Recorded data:
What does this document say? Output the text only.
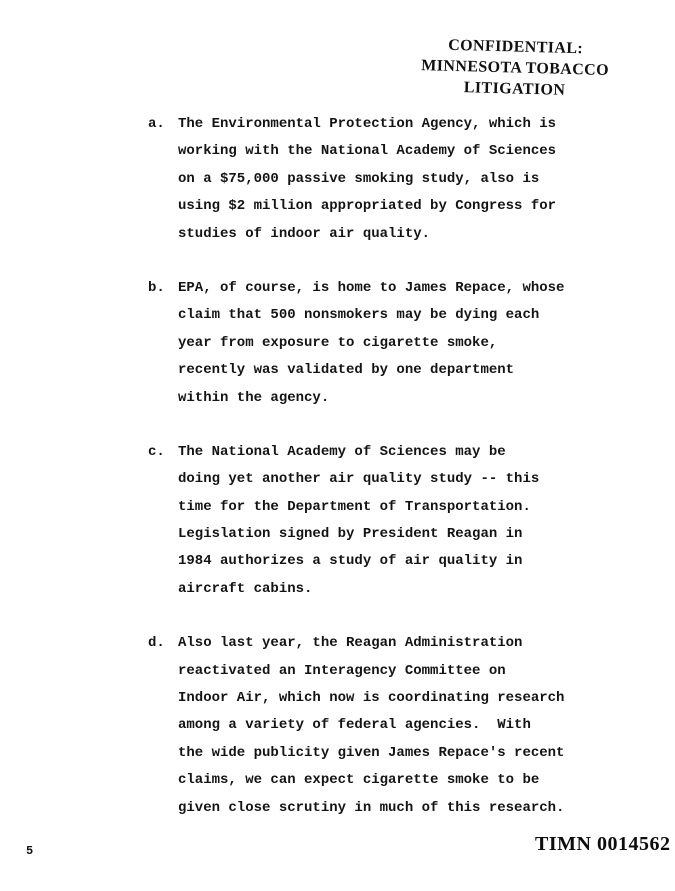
CONFIDENTIAL:
MINNESOTA TOBACCO LITIGATION
a. The Environmental Protection Agency, which is
working with the National Academy of Sciences
on a $75,000 passive smoking study, also is
using $2 million appropriated by Congress for
studies of indoor air quality.
b. EPA, of course, is home to James Repace, whose
claim that 500 nonsmokers may be dying each
year from exposure to cigarette smoke,
recently was validated by one department
within the agency.
c. The National Academy of Sciences may be
doing yet another air quality study -- this
time for the Department of Transportation.
Legislation signed by President Reagan in
1984 authorizes a study of air quality in
aircraft cabins.
d. Also last year, the Reagan Administration
reactivated an Interagency Committee on
Indoor Air, which now is coordinating research
among a variety of federal agencies.  With
the wide publicity given James Repace's recent
claims, we can expect cigarette smoke to be
given close scrutiny in much of this research.
5	TIMN 0014562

- GOAL OF THE EXERCISE -
Transcribe the material exactly, leaving every picture out.

- EXPECTED ANSWER -
What does this document say? Output the text only.
CONFIDENTIAL:
MINNESOTA TOBACCO LITIGATION
a. The Environmental Protection Agency, which is
working with the National Academy of Sciences
on a $75,000 passive smoking study, also is
using $2 million appropriated by Congress for
studies of indoor air quality.
b. EPA, of course, is home to James Repace, whose
claim that 500 nonsmokers may be dying each
year from exposure to cigarette smoke,
recently was validated by one department
within the agency.
c. The National Academy of Sciences may be
doing yet another air quality study -- this
time for the Department of Transportation.
Legislation signed by President Reagan in
1984 authorizes a study of air quality in
aircraft cabins.
d. Also last year, the Reagan Administration
reactivated an Interagency Committee on
Indoor Air, which now is coordinating research
among a variety of federal agencies.  With
the wide publicity given James Repace's recent
claims, we can expect cigarette smoke to be
given close scrutiny in much of this research.
5	TIMN 0014562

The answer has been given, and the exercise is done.